TASK STATEMENT: Retype the material in full, keeping every word the same.

INFORMATION GIVEN:
begin

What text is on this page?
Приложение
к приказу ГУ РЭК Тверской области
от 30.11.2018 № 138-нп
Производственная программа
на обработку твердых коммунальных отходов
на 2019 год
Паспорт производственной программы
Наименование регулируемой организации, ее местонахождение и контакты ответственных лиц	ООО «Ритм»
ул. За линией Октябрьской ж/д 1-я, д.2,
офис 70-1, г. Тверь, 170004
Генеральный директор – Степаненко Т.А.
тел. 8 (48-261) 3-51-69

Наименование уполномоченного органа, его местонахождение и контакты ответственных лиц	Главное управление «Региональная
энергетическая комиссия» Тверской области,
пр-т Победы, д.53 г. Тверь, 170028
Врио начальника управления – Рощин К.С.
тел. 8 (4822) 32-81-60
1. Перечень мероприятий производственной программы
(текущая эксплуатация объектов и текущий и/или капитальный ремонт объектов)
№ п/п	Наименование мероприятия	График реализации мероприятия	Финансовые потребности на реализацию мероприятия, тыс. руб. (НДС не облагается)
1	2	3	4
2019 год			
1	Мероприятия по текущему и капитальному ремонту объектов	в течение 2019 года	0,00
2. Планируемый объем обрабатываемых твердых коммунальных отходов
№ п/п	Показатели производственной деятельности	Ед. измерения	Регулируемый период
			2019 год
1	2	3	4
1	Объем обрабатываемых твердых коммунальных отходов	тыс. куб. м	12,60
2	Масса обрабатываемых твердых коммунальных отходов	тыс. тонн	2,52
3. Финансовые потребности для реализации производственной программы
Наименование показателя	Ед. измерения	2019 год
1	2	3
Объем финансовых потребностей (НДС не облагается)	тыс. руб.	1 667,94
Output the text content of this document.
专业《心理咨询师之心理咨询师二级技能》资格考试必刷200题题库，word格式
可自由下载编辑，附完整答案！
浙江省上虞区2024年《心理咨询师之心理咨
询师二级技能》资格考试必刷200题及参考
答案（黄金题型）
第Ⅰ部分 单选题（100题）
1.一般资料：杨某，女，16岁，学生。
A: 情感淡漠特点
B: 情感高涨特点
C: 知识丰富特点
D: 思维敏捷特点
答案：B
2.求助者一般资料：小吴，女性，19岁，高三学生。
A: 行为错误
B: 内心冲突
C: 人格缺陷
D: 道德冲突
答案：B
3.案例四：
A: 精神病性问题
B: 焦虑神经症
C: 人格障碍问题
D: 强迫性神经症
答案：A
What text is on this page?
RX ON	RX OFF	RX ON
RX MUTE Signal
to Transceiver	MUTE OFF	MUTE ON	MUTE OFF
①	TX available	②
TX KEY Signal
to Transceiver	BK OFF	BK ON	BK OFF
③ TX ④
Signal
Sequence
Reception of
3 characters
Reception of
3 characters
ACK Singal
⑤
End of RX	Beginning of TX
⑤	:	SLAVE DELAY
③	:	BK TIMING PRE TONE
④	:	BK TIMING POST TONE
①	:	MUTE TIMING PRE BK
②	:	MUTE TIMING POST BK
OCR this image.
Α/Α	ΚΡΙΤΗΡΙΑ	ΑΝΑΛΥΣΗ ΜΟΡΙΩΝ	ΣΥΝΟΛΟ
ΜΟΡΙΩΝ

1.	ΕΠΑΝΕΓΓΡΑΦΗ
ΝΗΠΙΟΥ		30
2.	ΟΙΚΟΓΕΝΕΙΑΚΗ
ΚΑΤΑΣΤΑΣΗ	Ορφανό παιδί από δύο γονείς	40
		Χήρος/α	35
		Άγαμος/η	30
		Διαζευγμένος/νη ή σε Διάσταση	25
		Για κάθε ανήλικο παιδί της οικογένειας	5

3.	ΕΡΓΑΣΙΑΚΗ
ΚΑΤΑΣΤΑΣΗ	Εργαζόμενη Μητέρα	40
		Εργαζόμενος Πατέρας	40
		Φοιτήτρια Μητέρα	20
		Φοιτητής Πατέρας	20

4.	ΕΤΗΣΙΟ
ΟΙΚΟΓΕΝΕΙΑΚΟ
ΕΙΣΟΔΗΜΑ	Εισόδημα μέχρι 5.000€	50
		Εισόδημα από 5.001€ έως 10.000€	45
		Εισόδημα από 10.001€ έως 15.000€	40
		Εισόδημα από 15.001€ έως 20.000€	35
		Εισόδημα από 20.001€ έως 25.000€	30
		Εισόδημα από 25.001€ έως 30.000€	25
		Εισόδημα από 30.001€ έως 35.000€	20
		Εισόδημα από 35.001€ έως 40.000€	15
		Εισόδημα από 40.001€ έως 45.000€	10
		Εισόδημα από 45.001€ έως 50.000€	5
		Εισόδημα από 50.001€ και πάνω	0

end

FINAL ANSWER:
What text is on this page?
Приложение
к приказу ГУ РЭК Тверской области
от 30.11.2018 № 138-нп
Производственная программа
на обработку твердых коммунальных отходов
на 2019 год
Паспорт производственной программы
Наименование регулируемой организации, ее местонахождение и контакты ответственных лиц	ООО «Ритм»
ул. За линией Октябрьской ж/д 1-я, д.2,
офис 70-1, г. Тверь, 170004
Генеральный директор – Степаненко Т.А.
тел. 8 (48-261) 3-51-69

Наименование уполномоченного органа, его местонахождение и контакты ответственных лиц	Главное управление «Региональная
энергетическая комиссия» Тверской области,
пр-т Победы, д.53 г. Тверь, 170028
Врио начальника управления – Рощин К.С.
тел. 8 (4822) 32-81-60
1. Перечень мероприятий производственной программы
(текущая эксплуатация объектов и текущий и/или капитальный ремонт объектов)
№ п/п	Наименование мероприятия	График реализации мероприятия	Финансовые потребности на реализацию мероприятия, тыс. руб. (НДС не облагается)
1	2	3	4
2019 год			
1	Мероприятия по текущему и капитальному ремонту объектов	в течение 2019 года	0,00
2. Планируемый объем обрабатываемых твердых коммунальных отходов
№ п/п	Показатели производственной деятельности	Ед. измерения	Регулируемый период
			2019 год
1	2	3	4
1	Объем обрабатываемых твердых коммунальных отходов	тыс. куб. м	12,60
2	Масса обрабатываемых твердых коммунальных отходов	тыс. тонн	2,52
3. Финансовые потребности для реализации производственной программы
Наименование показателя	Ед. измерения	2019 год
1	2	3
Объем финансовых потребностей (НДС не облагается)	тыс. руб.	1 667,94
Output the text content of this document.
专业《心理咨询师之心理咨询师二级技能》资格考试必刷200题题库，word格式
可自由下载编辑，附完整答案！
浙江省上虞区2024年《心理咨询师之心理咨
询师二级技能》资格考试必刷200题及参考
答案（黄金题型）
第Ⅰ部分 单选题（100题）
1.一般资料：杨某，女，16岁，学生。
A: 情感淡漠特点
B: 情感高涨特点
C: 知识丰富特点
D: 思维敏捷特点
答案：B
2.求助者一般资料：小吴，女性，19岁，高三学生。
A: 行为错误
B: 内心冲突
C: 人格缺陷
D: 道德冲突
答案：B
3.案例四：
A: 精神病性问题
B: 焦虑神经症
C: 人格障碍问题
D: 强迫性神经症
答案：A
What text is on this page?
RX ON	RX OFF	RX ON
RX MUTE Signal
to Transceiver	MUTE OFF	MUTE ON	MUTE OFF
①	TX available	②
TX KEY Signal
to Transceiver	BK OFF	BK ON	BK OFF
③ TX ④
Signal
Sequence
Reception of
3 characters
Reception of
3 characters
ACK Singal
⑤
End of RX	Beginning of TX
⑤	:	SLAVE DELAY
③	:	BK TIMING PRE TONE
④	:	BK TIMING POST TONE
①	:	MUTE TIMING PRE BK
②	:	MUTE TIMING POST BK
OCR this image.
Α/Α	ΚΡΙΤΗΡΙΑ	ΑΝΑΛΥΣΗ ΜΟΡΙΩΝ	ΣΥΝΟΛΟ
ΜΟΡΙΩΝ

1.	ΕΠΑΝΕΓΓΡΑΦΗ
ΝΗΠΙΟΥ		30
2.	ΟΙΚΟΓΕΝΕΙΑΚΗ
ΚΑΤΑΣΤΑΣΗ	Ορφανό παιδί από δύο γονείς	40
		Χήρος/α	35
		Άγαμος/η	30
		Διαζευγμένος/νη ή σε Διάσταση	25
		Για κάθε ανήλικο παιδί της οικογένειας	5

3.	ΕΡΓΑΣΙΑΚΗ
ΚΑΤΑΣΤΑΣΗ	Εργαζόμενη Μητέρα	40
		Εργαζόμενος Πατέρας	40
		Φοιτήτρια Μητέρα	20
		Φοιτητής Πατέρας	20

4.	ΕΤΗΣΙΟ
ΟΙΚΟΓΕΝΕΙΑΚΟ
ΕΙΣΟΔΗΜΑ	Εισόδημα μέχρι 5.000€	50
		Εισόδημα από 5.001€ έως 10.000€	45
		Εισόδημα από 10.001€ έως 15.000€	40
		Εισόδημα από 15.001€ έως 20.000€	35
		Εισόδημα από 20.001€ έως 25.000€	30
		Εισόδημα από 25.001€ έως 30.000€	25
		Εισόδημα από 30.001€ έως 35.000€	20
		Εισόδημα από 35.001€ έως 40.000€	15
		Εισόδημα από 40.001€ έως 45.000€	10
		Εισόδημα από 45.001€ έως 50.000€	5
		Εισόδημα από 50.001€ και πάνω	0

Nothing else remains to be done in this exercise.